- _Task directions_: Locate the line that contains "Serialize everything readable". Print it and every subsequent line through the final line of the records, exactly and only those.

- _Input records_:
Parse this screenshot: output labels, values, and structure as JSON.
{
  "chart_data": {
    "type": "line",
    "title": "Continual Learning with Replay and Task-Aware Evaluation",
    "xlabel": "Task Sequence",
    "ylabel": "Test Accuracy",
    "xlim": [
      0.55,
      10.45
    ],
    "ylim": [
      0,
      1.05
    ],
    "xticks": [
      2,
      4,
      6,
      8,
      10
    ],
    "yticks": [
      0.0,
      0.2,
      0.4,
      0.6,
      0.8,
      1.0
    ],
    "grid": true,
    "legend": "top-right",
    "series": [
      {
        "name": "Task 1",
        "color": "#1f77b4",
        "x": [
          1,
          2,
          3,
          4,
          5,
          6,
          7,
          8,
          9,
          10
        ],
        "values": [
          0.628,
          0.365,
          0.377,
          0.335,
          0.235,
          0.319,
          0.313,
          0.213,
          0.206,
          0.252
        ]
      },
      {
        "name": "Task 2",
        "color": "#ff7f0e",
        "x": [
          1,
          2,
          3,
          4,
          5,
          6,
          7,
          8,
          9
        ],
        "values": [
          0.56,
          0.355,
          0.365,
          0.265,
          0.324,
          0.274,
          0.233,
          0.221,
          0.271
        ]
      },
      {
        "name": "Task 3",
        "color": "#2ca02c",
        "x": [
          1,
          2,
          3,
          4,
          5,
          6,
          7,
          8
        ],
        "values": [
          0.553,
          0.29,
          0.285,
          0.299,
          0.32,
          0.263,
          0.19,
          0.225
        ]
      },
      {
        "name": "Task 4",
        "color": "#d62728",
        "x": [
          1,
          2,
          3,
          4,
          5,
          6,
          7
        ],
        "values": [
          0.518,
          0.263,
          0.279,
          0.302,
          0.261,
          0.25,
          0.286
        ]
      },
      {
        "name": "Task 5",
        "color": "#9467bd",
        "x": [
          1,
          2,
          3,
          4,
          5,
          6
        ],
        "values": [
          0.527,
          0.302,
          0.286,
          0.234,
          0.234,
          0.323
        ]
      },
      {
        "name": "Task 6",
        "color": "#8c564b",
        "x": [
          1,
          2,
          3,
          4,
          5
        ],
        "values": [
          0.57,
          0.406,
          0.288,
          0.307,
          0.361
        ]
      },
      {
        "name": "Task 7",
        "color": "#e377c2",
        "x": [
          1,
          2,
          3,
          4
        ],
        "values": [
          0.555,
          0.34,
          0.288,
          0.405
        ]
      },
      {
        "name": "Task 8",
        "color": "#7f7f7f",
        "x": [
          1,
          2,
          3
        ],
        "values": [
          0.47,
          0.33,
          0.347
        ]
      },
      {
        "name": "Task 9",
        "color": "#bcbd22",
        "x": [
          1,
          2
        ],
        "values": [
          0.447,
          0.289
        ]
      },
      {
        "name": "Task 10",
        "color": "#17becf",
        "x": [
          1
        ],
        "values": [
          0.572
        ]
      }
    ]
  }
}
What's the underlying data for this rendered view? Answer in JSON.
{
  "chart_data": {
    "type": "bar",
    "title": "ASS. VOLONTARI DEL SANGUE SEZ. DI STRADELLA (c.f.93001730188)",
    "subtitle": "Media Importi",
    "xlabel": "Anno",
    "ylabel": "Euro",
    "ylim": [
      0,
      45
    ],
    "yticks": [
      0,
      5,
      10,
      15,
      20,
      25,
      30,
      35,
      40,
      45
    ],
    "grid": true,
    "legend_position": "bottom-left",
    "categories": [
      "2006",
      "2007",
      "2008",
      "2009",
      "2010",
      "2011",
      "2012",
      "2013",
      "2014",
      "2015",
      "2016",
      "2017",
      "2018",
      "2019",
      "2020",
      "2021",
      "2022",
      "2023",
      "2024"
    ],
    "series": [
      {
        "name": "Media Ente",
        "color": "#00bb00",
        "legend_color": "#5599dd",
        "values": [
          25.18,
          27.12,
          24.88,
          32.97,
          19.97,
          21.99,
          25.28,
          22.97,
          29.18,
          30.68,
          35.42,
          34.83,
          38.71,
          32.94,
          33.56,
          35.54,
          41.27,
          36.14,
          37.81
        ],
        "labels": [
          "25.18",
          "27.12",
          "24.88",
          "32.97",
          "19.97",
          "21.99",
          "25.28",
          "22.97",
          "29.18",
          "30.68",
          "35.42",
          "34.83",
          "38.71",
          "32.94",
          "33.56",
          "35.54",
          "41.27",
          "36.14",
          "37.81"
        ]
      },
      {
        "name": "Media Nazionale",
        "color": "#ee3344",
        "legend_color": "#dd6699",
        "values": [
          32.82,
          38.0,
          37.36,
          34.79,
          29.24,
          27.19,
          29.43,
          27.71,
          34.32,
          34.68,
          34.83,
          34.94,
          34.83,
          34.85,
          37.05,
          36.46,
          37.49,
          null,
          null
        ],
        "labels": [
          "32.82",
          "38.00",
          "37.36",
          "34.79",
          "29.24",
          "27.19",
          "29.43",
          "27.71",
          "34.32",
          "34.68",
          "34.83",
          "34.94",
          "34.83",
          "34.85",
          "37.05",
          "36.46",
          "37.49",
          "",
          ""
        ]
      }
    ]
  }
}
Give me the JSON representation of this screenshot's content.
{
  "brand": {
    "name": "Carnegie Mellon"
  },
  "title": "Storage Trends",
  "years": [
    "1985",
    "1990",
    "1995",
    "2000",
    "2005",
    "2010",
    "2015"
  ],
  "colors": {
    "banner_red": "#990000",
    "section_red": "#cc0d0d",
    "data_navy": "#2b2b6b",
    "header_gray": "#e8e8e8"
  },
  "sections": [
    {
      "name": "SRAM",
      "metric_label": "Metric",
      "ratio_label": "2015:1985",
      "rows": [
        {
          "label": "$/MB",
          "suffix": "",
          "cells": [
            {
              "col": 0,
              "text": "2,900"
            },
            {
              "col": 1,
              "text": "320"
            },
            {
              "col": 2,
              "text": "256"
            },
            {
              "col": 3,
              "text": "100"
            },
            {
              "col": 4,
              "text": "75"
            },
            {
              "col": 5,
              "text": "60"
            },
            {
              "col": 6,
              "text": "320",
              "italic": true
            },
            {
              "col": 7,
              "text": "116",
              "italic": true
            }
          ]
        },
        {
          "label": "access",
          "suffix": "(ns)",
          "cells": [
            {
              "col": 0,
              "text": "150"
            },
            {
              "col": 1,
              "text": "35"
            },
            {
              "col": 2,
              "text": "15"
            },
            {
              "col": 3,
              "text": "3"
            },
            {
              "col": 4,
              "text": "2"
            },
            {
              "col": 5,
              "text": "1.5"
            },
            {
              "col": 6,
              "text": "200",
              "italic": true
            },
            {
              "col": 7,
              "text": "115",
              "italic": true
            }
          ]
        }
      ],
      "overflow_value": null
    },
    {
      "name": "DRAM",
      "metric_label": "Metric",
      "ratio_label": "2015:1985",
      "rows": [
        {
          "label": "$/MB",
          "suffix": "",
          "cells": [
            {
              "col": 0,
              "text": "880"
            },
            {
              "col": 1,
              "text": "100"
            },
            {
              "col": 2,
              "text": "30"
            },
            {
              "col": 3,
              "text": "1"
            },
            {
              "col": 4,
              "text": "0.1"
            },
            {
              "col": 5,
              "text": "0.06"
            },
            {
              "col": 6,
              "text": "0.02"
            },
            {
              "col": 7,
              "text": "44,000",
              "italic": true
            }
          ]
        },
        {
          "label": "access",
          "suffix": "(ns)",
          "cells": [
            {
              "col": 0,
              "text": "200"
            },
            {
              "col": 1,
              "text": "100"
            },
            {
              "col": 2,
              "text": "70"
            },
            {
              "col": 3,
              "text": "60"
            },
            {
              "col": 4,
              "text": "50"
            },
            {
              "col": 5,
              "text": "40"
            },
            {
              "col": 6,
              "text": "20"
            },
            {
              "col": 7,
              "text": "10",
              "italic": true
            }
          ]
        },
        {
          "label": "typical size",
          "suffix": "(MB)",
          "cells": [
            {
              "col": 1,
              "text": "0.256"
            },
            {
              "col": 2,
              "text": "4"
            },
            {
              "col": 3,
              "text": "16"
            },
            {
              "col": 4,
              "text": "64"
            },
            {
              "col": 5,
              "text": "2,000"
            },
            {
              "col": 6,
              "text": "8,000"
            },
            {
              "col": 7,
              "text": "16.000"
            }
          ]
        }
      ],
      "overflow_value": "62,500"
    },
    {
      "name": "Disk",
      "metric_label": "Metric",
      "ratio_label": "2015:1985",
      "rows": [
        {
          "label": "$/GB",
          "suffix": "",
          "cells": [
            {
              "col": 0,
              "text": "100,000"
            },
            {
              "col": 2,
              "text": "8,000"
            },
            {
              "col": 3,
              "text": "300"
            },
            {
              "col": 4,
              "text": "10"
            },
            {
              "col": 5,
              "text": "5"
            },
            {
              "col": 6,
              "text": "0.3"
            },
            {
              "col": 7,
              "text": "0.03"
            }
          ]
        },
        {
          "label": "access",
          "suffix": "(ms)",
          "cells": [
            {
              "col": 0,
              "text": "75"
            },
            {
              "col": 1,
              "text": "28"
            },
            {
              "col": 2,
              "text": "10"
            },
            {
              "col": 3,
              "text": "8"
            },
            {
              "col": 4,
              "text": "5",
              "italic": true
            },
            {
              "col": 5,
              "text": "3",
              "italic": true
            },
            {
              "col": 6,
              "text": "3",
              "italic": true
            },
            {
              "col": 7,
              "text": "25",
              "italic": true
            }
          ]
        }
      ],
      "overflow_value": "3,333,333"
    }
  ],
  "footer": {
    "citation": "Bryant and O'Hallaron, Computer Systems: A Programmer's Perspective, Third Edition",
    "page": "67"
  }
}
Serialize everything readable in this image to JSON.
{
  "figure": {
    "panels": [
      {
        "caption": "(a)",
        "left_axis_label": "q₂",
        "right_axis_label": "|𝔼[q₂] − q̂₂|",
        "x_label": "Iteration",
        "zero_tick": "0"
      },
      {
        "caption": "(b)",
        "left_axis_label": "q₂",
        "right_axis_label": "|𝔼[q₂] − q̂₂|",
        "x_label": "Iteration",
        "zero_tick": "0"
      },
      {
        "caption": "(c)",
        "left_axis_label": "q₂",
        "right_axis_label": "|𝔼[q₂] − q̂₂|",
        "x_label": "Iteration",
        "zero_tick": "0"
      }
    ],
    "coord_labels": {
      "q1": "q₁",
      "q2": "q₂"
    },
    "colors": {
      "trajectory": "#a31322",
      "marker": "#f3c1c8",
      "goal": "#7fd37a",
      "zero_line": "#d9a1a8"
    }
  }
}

- _Response below_:
Serialize everything readable in this image to JSON.
{
  "figure": {
    "panels": [
      {
        "caption": "(a)",
        "left_axis_label": "q₂",
        "right_axis_label": "|𝔼[q₂] − q̂₂|",
        "x_label": "Iteration",
        "zero_tick": "0"
      },
      {
        "caption": "(b)",
        "left_axis_label": "q₂",
        "right_axis_label": "|𝔼[q₂] − q̂₂|",
        "x_label": "Iteration",
        "zero_tick": "0"
      },
      {
        "caption": "(c)",
        "left_axis_label": "q₂",
        "right_axis_label": "|𝔼[q₂] − q̂₂|",
        "x_label": "Iteration",
        "zero_tick": "0"
      }
    ],
    "coord_labels": {
      "q1": "q₁",
      "q2": "q₂"
    },
    "colors": {
      "trajectory": "#a31322",
      "marker": "#f3c1c8",
      "goal": "#7fd37a",
      "zero_line": "#d9a1a8"
    }
  }
}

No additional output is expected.